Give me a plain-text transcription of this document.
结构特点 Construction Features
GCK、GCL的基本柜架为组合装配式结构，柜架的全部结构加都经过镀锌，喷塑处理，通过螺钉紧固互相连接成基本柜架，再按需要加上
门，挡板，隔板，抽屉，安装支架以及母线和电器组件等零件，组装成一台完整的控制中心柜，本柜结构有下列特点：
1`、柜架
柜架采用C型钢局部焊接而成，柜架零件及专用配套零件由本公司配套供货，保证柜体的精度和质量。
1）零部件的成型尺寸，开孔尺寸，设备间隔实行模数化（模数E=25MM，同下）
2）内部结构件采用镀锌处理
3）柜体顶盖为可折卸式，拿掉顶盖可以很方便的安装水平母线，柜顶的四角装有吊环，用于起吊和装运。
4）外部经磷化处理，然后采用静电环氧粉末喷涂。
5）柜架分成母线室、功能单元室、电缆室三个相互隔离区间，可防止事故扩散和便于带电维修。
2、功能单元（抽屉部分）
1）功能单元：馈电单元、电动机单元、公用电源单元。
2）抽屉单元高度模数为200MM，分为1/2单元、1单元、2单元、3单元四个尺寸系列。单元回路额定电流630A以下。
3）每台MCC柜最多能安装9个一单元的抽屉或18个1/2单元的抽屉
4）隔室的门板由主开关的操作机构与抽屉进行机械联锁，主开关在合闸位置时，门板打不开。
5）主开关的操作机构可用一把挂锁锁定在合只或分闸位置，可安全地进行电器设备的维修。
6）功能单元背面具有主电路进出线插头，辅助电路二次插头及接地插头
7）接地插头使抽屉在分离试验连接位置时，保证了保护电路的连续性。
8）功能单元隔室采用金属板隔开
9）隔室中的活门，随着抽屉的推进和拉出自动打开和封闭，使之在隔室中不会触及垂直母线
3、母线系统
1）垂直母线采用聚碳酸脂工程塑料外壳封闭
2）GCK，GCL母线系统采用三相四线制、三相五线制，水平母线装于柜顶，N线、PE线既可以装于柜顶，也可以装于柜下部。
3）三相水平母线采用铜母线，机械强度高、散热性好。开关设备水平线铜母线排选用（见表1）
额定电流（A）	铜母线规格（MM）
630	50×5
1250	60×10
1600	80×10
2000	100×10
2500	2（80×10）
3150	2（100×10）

════════════════════

## WHAT TO PRODUCE
Please reproduce all of the entries exactly as they stand.

## RESULT OF THE TASK
Give me a plain-text transcription of this document.
结构特点 Construction Features
GCK、GCL的基本柜架为组合装配式结构，柜架的全部结构加都经过镀锌，喷塑处理，通过螺钉紧固互相连接成基本柜架，再按需要加上
门，挡板，隔板，抽屉，安装支架以及母线和电器组件等零件，组装成一台完整的控制中心柜，本柜结构有下列特点：
1`、柜架
柜架采用C型钢局部焊接而成，柜架零件及专用配套零件由本公司配套供货，保证柜体的精度和质量。
1）零部件的成型尺寸，开孔尺寸，设备间隔实行模数化（模数E=25MM，同下）
2）内部结构件采用镀锌处理
3）柜体顶盖为可折卸式，拿掉顶盖可以很方便的安装水平母线，柜顶的四角装有吊环，用于起吊和装运。
4）外部经磷化处理，然后采用静电环氧粉末喷涂。
5）柜架分成母线室、功能单元室、电缆室三个相互隔离区间，可防止事故扩散和便于带电维修。
2、功能单元（抽屉部分）
1）功能单元：馈电单元、电动机单元、公用电源单元。
2）抽屉单元高度模数为200MM，分为1/2单元、1单元、2单元、3单元四个尺寸系列。单元回路额定电流630A以下。
3）每台MCC柜最多能安装9个一单元的抽屉或18个1/2单元的抽屉
4）隔室的门板由主开关的操作机构与抽屉进行机械联锁，主开关在合闸位置时，门板打不开。
5）主开关的操作机构可用一把挂锁锁定在合只或分闸位置，可安全地进行电器设备的维修。
6）功能单元背面具有主电路进出线插头，辅助电路二次插头及接地插头
7）接地插头使抽屉在分离试验连接位置时，保证了保护电路的连续性。
8）功能单元隔室采用金属板隔开
9）隔室中的活门，随着抽屉的推进和拉出自动打开和封闭，使之在隔室中不会触及垂直母线
3、母线系统
1）垂直母线采用聚碳酸脂工程塑料外壳封闭
2）GCK，GCL母线系统采用三相四线制、三相五线制，水平母线装于柜顶，N线、PE线既可以装于柜顶，也可以装于柜下部。
3）三相水平母线采用铜母线，机械强度高、散热性好。开关设备水平线铜母线排选用（见表1）
额定电流（A）	铜母线规格（MM）
630	50×5
1250	60×10
1600	80×10
2000	100×10
2500	2（80×10）
3150	2（100×10）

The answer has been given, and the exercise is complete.